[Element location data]
"""
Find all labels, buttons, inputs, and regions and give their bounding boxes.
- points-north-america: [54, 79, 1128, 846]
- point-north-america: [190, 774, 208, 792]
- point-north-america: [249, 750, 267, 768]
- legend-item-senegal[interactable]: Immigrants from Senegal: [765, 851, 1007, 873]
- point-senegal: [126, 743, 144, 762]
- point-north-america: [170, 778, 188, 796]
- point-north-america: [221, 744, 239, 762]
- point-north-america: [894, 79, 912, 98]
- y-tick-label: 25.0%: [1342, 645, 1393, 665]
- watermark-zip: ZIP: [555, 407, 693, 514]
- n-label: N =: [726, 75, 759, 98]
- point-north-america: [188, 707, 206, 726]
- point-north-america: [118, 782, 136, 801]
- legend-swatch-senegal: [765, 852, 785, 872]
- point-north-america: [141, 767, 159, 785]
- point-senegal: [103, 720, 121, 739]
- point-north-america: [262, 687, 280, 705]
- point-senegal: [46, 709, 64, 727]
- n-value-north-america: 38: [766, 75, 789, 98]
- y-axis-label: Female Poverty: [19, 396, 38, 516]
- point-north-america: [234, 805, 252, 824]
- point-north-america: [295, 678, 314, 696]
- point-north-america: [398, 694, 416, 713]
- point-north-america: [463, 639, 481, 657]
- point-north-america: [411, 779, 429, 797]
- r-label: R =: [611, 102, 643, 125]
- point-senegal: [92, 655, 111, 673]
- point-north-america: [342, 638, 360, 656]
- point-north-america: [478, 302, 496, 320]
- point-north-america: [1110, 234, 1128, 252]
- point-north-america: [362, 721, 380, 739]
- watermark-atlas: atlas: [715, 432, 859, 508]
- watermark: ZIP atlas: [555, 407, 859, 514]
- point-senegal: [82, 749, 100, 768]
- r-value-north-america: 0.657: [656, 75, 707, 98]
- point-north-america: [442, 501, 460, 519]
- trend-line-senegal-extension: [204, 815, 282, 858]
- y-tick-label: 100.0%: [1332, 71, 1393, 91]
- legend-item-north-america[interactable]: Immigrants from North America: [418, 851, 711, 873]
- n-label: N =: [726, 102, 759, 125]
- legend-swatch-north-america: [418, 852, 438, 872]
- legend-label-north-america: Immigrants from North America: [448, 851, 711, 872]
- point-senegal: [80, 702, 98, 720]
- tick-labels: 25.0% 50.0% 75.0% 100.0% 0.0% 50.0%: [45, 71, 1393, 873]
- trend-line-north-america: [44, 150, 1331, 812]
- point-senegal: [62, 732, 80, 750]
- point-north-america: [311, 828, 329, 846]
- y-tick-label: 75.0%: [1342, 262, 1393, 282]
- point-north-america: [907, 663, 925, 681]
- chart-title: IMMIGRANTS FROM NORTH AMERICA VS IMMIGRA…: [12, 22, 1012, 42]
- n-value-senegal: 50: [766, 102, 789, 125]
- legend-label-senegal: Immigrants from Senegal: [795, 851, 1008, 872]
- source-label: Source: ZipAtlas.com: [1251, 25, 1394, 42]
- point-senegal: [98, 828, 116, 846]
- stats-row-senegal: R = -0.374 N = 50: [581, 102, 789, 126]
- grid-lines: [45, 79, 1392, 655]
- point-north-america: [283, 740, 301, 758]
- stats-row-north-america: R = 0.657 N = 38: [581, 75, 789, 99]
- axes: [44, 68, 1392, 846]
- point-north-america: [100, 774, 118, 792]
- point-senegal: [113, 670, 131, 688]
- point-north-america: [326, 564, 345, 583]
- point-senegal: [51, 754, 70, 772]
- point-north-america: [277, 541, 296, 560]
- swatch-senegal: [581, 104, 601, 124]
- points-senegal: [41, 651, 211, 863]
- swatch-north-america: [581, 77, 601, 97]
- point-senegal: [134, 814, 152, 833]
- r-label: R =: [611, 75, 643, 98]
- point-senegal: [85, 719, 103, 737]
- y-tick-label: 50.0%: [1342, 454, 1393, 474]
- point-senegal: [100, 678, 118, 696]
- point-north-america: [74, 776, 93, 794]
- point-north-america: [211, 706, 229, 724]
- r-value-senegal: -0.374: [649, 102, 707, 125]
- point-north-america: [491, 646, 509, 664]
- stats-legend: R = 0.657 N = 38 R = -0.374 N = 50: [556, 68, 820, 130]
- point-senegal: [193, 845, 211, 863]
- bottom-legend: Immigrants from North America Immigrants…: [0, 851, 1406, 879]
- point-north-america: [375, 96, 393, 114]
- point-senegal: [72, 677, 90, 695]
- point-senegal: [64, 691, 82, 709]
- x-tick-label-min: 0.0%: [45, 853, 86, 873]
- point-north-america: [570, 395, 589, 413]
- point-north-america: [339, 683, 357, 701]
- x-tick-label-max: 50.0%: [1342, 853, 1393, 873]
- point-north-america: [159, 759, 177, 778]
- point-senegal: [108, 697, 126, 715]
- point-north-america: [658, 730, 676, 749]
"""
■ Exercise prompt: Could you echo back the records from their first line through the line containing "- r-value-north-america: 0.657: [656, 75, 707, 98]", both ends included?

■ Finished task:
Find all labels, buttons, inputs, and regions and give their bounding boxes.
- points-north-america: [54, 79, 1128, 846]
- point-north-america: [190, 774, 208, 792]
- point-north-america: [249, 750, 267, 768]
- legend-item-senegal[interactable]: Immigrants from Senegal: [765, 851, 1007, 873]
- point-senegal: [126, 743, 144, 762]
- point-north-america: [170, 778, 188, 796]
- point-north-america: [221, 744, 239, 762]
- point-north-america: [894, 79, 912, 98]
- y-tick-label: 25.0%: [1342, 645, 1393, 665]
- watermark-zip: ZIP: [555, 407, 693, 514]
- n-label: N =: [726, 75, 759, 98]
- point-north-america: [188, 707, 206, 726]
- point-north-america: [118, 782, 136, 801]
- legend-swatch-senegal: [765, 852, 785, 872]
- point-north-america: [141, 767, 159, 785]
- point-senegal: [103, 720, 121, 739]
- point-north-america: [262, 687, 280, 705]
- point-senegal: [46, 709, 64, 727]
- n-value-north-america: 38: [766, 75, 789, 98]
- y-axis-label: Female Poverty: [19, 396, 38, 516]
- point-north-america: [234, 805, 252, 824]
- point-north-america: [295, 678, 314, 696]
- point-north-america: [398, 694, 416, 713]
- point-north-america: [463, 639, 481, 657]
- point-north-america: [411, 779, 429, 797]
- r-label: R =: [611, 102, 643, 125]
- point-senegal: [92, 655, 111, 673]
- point-north-america: [342, 638, 360, 656]
- point-north-america: [478, 302, 496, 320]
- point-north-america: [1110, 234, 1128, 252]
- point-north-america: [362, 721, 380, 739]
- watermark-atlas: atlas: [715, 432, 859, 508]
- watermark: ZIP atlas: [555, 407, 859, 514]
- point-senegal: [82, 749, 100, 768]
- r-value-north-america: 0.657: [656, 75, 707, 98]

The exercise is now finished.